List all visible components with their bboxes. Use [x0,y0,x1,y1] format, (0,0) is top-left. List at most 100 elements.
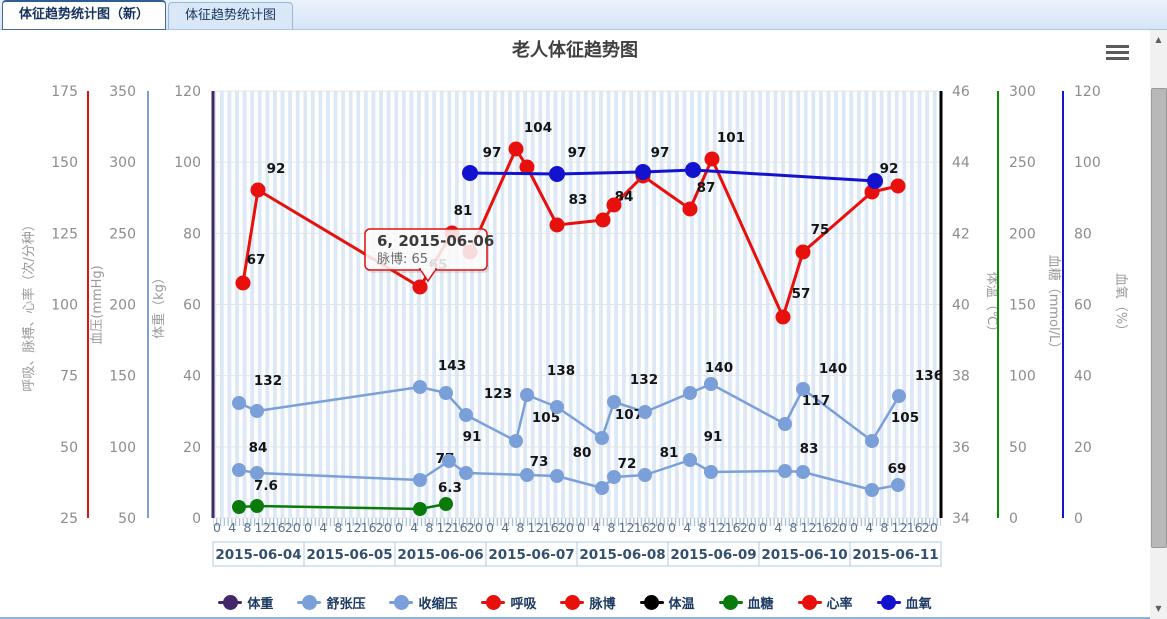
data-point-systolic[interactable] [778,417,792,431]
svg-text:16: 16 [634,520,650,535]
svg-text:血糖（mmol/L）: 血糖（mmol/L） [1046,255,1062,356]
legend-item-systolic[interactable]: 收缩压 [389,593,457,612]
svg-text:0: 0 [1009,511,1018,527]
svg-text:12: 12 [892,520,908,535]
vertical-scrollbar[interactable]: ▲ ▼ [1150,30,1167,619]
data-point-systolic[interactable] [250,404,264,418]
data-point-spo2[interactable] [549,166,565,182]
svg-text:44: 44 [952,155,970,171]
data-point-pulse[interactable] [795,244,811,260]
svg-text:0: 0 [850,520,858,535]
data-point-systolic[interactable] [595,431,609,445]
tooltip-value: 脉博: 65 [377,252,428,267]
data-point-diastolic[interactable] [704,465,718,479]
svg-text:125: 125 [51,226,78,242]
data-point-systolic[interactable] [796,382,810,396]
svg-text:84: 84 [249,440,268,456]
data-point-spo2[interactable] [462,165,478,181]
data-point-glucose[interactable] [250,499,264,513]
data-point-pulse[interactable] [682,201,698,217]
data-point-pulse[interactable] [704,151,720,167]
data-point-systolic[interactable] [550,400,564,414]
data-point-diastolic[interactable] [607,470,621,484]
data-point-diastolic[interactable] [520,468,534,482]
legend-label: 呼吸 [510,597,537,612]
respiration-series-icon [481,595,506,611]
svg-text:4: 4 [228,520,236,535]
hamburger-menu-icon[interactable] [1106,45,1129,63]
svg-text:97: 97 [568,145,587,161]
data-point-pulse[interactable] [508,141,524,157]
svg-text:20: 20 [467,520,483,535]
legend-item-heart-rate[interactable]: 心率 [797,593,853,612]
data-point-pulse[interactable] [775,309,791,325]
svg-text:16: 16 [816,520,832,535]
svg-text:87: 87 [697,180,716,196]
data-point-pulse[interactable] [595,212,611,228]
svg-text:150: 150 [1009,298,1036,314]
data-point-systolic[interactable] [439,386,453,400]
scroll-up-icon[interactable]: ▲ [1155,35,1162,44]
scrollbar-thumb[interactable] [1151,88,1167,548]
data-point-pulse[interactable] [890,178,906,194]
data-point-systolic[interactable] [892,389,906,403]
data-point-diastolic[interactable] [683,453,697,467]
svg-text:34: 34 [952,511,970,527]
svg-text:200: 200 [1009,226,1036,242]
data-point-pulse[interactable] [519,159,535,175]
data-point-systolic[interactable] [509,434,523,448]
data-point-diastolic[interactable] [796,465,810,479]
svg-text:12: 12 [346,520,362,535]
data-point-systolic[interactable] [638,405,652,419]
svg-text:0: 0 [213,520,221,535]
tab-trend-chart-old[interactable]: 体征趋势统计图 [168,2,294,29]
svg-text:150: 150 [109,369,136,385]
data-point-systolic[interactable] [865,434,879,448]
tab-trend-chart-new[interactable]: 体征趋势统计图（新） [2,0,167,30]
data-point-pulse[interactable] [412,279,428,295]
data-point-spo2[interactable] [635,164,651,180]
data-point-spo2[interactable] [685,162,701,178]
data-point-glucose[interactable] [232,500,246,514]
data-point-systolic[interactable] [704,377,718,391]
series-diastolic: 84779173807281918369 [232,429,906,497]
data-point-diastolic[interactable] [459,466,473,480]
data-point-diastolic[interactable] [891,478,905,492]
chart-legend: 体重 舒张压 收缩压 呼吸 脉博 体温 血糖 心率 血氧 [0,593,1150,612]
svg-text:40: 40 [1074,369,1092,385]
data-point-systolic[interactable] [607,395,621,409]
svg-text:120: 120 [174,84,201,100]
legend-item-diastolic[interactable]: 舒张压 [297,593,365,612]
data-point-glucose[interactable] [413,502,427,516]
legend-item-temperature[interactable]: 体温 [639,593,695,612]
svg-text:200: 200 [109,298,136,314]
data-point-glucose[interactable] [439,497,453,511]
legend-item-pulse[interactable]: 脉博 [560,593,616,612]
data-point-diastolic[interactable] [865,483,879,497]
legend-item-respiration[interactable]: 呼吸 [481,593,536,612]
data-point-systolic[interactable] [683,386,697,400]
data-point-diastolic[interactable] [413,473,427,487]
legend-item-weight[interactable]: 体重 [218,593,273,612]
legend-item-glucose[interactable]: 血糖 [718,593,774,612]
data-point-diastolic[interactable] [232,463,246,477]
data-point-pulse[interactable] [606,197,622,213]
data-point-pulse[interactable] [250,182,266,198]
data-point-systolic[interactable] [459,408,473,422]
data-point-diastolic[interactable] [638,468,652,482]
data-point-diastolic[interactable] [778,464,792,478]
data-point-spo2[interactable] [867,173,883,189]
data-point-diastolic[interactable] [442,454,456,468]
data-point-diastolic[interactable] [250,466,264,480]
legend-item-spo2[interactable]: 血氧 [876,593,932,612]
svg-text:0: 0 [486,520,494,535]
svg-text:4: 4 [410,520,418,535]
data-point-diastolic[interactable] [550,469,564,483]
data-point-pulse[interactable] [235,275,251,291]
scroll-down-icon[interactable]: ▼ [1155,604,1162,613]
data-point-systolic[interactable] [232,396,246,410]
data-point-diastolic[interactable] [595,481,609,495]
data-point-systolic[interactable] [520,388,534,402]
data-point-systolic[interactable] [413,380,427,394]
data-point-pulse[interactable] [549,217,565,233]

-- WHAT IS BEING ASKED --
Rewrite all of the material above as a Markdown table with the columns "Index" and "Text", giving each non-blank line its own numbered row. Leave the pictures out.

-- EXERCISE RESPONSE --
| Index | Text |
|---|---|
| 1 | List all visible components with their bboxes. Use [x0,y0,x1,y1] format, (0,0) is top-left. List at most 100 elements. |
| 2 | data-point-systolic[interactable] [778,417,792,431] |
| 3 | svg-text:16: 16 [634,520,650,535] |
| 4 | svg-text:血糖（mmol/L）: 血糖（mmol/L） [1046,255,1062,356] |
| 5 | legend-item-systolic[interactable]: 收缩压 [389,593,457,612] |
| 6 | svg-text:0: 0 [1009,511,1018,527] |
| 7 | svg-text:12: 12 [892,520,908,535] |
| 8 | vertical-scrollbar[interactable]: ▲ ▼ [1150,30,1167,619] |
| 9 | data-point-systolic[interactable] [250,404,264,418] |
| 10 | data-point-spo2[interactable] [549,166,565,182] |
| 11 | svg-text:44: 44 [952,155,970,171] |
| 12 | data-point-pulse[interactable] [795,244,811,260] |
| 13 | svg-text:0: 0 [850,520,858,535] |
| 14 | data-point-systolic[interactable] [595,431,609,445] |
| 15 | tooltip-value: 脉博: 65 [377,252,428,267] |
| 16 | data-point-diastolic[interactable] [704,465,718,479] |
| 17 | svg-text:125: 125 [51,226,78,242] |
| 18 | data-point-systolic[interactable] [796,382,810,396] |
| 19 | svg-text:84: 84 [249,440,268,456] |
| 20 | data-point-spo2[interactable] [462,165,478,181] |
| 21 | data-point-glucose[interactable] [250,499,264,513] |
| 22 | data-point-pulse[interactable] [682,201,698,217] |
| 23 | data-point-pulse[interactable] [704,151,720,167] |
| 24 | data-point-systolic[interactable] [550,400,564,414] |
| 25 | data-point-diastolic[interactable] [607,470,621,484] |
| 26 | data-point-diastolic[interactable] [520,468,534,482] |
| 27 | legend-label: 呼吸 [510,597,537,612] |
| 28 | respiration-series-icon [481,595,506,611] |
| 29 | svg-text:4: 4 [228,520,236,535] |
| 30 | hamburger-menu-icon[interactable] [1106,45,1129,63] |
| 31 | svg-text:97: 97 [568,145,587,161] |
| 32 | data-point-pulse[interactable] [508,141,524,157] |
| 33 | svg-text:20: 20 [467,520,483,535] |
| 34 | legend-item-heart-rate[interactable]: 心率 [797,593,853,612] |
| 35 | data-point-pulse[interactable] [775,309,791,325] |
| 36 | svg-text:16: 16 [816,520,832,535] |
| 37 | svg-text:87: 87 [697,180,716,196] |
| 38 | data-point-pulse[interactable] [595,212,611,228] |
| 39 | svg-text:150: 150 [1009,298,1036,314] |
| 40 | data-point-systolic[interactable] [439,386,453,400] |
| 41 | scroll-up-icon[interactable]: ▲ [1155,35,1162,44] |
| 42 | scrollbar-thumb[interactable] [1151,88,1167,548] |
| 43 | data-point-pulse[interactable] [890,178,906,194] |
| 44 | data-point-systolic[interactable] [892,389,906,403] |
| 45 | data-point-diastolic[interactable] [683,453,697,467] |
| 46 | svg-text:34: 34 [952,511,970,527] |
| 47 | svg-text:200: 200 [1009,226,1036,242] |
| 48 | data-point-pulse[interactable] [519,159,535,175] |
| 49 | data-point-systolic[interactable] [509,434,523,448] |
| 50 | data-point-diastolic[interactable] [796,465,810,479] |
| 51 | svg-text:12: 12 [346,520,362,535] |
| 52 | data-point-systolic[interactable] [638,405,652,419] |
| 53 | svg-text:0: 0 [213,520,221,535] |
| 54 | tab-trend-chart-old[interactable]: 体征趋势统计图 [168,2,294,29] |
| 55 | svg-text:150: 150 [109,369,136,385] |
| 56 | data-point-systolic[interactable] [865,434,879,448] |
| 57 | tab-trend-chart-new[interactable]: 体征趋势统计图（新） [2,0,167,30] |
| 58 | data-point-pulse[interactable] [412,279,428,295] |
| 59 | data-point-spo2[interactable] [635,164,651,180] |
| 60 | data-point-spo2[interactable] [685,162,701,178] |
| 61 | data-point-glucose[interactable] [232,500,246,514] |
| 62 | data-point-systolic[interactable] [704,377,718,391] |
| 63 | series-diastolic: 84779173807281918369 [232,429,906,497] |
| 64 | data-point-diastolic[interactable] [459,466,473,480] |
| 65 | data-point-diastolic[interactable] [891,478,905,492] |
| 66 | chart-legend: 体重 舒张压 收缩压 呼吸 脉博 体温 血糖 心率 血氧 [0,593,1150,612] |
| 67 | svg-text:40: 40 [1074,369,1092,385] |
| 68 | data-point-systolic[interactable] [607,395,621,409] |
| 69 | svg-text:120: 120 [174,84,201,100] |
| 70 | legend-item-diastolic[interactable]: 舒张压 [297,593,365,612] |
| 71 | data-point-glucose[interactable] [413,502,427,516] |
| 72 | legend-item-temperature[interactable]: 体温 [639,593,695,612] |
| 73 | svg-text:200: 200 [109,298,136,314] |
| 74 | data-point-glucose[interactable] [439,497,453,511] |
| 75 | legend-item-pulse[interactable]: 脉博 [560,593,616,612] |
| 76 | data-point-diastolic[interactable] [865,483,879,497] |
| 77 | legend-item-respiration[interactable]: 呼吸 [481,593,536,612] |
| 78 | data-point-systolic[interactable] [683,386,697,400] |
| 79 | data-point-diastolic[interactable] [413,473,427,487] |
| 80 | legend-item-weight[interactable]: 体重 [218,593,273,612] |
| 81 | legend-item-glucose[interactable]: 血糖 [718,593,774,612] |
| 82 | data-point-diastolic[interactable] [232,463,246,477] |
| 83 | data-point-pulse[interactable] [606,197,622,213] |
| 84 | data-point-pulse[interactable] [250,182,266,198] |
| 85 | data-point-systolic[interactable] [459,408,473,422] |
| 86 | data-point-diastolic[interactable] [638,468,652,482] |
| 87 | data-point-diastolic[interactable] [778,464,792,478] |
| 88 | data-point-spo2[interactable] [867,173,883,189] |
| 89 | data-point-diastolic[interactable] [442,454,456,468] |
| 90 | data-point-diastolic[interactable] [250,466,264,480] |
| 91 | legend-item-spo2[interactable]: 血氧 [876,593,932,612] |
| 92 | svg-text:0: 0 [486,520,494,535] |
| 93 | svg-text:4: 4 [410,520,418,535] |
| 94 | data-point-diastolic[interactable] [550,469,564,483] |
| 95 | data-point-pulse[interactable] [235,275,251,291] |
| 96 | scroll-down-icon[interactable]: ▼ [1155,604,1162,613] |
| 97 | data-point-systolic[interactable] [232,396,246,410] |
| 98 | data-point-diastolic[interactable] [595,481,609,495] |
| 99 | data-point-systolic[interactable] [520,388,534,402] |
| 100 | data-point-systolic[interactable] [413,380,427,394] |
| 101 | data-point-pulse[interactable] [549,217,565,233] |